_Task goal:_ Pull out from the material below all lines with "bushel".
— begin Information given —
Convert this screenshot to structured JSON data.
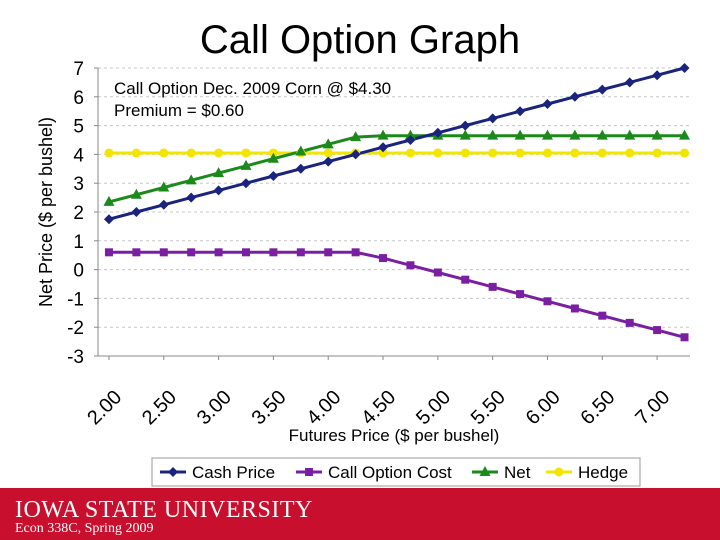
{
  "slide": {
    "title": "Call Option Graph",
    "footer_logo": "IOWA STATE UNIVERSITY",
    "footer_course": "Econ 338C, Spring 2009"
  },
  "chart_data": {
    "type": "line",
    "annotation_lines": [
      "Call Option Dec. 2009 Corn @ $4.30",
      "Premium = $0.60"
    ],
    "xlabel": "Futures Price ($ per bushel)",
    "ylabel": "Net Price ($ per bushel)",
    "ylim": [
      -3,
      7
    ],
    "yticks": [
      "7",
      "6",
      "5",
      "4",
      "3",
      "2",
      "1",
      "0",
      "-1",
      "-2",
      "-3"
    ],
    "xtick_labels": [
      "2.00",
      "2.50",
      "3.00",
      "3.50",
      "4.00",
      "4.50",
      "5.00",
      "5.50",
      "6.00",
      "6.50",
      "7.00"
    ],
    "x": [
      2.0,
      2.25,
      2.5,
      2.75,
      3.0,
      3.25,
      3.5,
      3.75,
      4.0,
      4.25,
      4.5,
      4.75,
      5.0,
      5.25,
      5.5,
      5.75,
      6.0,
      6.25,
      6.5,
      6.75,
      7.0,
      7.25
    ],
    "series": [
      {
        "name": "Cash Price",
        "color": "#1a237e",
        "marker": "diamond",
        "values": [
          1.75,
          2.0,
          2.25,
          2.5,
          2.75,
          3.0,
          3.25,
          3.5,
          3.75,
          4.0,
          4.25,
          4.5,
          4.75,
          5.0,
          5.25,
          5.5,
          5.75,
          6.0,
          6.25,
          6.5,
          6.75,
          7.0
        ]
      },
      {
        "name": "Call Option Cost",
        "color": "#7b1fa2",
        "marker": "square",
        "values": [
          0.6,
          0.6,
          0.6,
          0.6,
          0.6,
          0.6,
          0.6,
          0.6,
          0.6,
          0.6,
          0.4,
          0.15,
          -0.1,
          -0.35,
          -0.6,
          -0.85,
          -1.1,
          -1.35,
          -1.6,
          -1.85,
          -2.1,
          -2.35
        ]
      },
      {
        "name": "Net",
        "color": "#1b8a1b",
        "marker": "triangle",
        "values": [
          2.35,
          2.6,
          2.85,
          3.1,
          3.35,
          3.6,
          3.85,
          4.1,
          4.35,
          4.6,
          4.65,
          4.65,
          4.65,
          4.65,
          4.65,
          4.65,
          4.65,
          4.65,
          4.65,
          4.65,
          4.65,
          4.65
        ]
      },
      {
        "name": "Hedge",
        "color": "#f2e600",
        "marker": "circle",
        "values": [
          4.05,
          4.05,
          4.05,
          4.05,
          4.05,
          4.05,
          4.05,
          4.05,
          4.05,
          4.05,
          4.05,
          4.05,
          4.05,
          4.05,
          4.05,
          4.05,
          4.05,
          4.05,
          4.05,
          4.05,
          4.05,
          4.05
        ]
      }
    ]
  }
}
— end Information given —
— begin Information given —
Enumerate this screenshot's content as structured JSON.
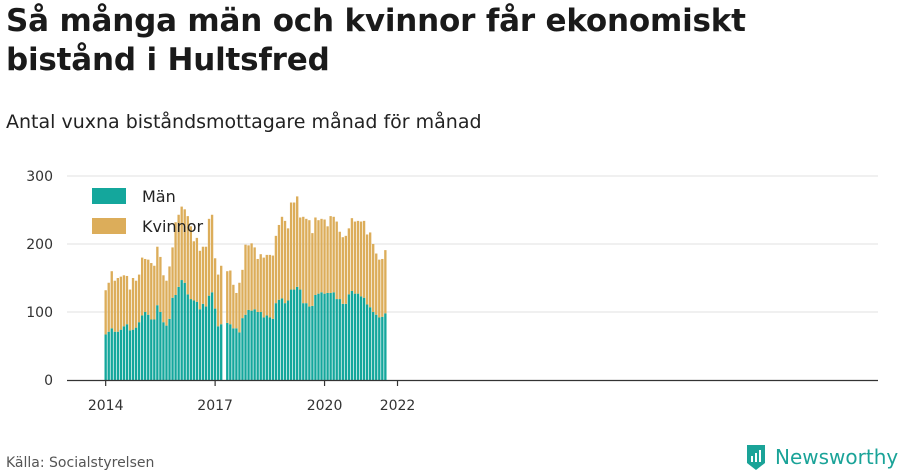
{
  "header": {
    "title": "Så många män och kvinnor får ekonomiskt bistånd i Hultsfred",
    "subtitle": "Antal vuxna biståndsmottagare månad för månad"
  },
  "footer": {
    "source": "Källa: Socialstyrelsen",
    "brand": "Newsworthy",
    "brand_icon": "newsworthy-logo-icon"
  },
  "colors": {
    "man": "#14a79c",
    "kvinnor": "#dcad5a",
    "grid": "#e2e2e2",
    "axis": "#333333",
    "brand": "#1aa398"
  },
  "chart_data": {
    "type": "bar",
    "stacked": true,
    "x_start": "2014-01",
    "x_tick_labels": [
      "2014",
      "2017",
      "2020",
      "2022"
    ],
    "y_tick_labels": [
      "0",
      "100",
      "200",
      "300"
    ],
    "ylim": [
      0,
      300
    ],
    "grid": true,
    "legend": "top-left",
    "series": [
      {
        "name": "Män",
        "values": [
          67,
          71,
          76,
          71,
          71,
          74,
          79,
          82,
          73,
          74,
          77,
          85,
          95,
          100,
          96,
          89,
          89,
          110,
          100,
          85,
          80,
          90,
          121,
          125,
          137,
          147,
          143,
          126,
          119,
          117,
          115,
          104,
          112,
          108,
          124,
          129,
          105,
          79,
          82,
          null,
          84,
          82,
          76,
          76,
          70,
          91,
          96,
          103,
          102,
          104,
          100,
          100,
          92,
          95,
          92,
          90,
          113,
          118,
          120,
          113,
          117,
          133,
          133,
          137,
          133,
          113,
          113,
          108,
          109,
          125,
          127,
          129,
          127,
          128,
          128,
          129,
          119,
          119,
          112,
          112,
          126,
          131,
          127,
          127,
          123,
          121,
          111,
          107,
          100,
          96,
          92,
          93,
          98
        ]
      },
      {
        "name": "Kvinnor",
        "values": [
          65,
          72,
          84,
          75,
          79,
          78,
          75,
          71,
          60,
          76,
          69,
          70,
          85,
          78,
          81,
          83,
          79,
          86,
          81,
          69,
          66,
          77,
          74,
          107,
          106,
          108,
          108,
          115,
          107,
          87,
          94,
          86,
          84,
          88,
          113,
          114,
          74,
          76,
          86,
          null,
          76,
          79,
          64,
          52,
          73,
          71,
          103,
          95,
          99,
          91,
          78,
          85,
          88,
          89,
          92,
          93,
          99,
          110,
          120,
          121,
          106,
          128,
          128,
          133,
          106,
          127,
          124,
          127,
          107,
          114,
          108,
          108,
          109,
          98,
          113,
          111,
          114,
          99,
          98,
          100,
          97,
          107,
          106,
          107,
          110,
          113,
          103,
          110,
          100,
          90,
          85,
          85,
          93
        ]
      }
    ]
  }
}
— end Information given —
— begin Information given —
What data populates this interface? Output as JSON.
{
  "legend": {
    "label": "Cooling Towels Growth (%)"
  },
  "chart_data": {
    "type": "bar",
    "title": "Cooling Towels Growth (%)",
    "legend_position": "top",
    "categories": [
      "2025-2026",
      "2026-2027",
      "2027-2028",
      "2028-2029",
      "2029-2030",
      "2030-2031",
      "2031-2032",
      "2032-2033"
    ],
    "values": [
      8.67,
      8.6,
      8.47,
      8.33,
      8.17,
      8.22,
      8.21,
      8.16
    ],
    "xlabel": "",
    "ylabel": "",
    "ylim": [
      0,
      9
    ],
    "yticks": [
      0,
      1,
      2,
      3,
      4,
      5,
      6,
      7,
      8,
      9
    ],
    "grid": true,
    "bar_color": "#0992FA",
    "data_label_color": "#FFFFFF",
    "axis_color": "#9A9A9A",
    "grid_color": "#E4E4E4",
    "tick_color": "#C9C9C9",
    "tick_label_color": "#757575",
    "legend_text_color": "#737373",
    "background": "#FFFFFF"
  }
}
— end Information given —
_The solution:_
    "xlabel": "Futures Price ($ per bushel)",
    "ylabel": "Net Price ($ per bushel)",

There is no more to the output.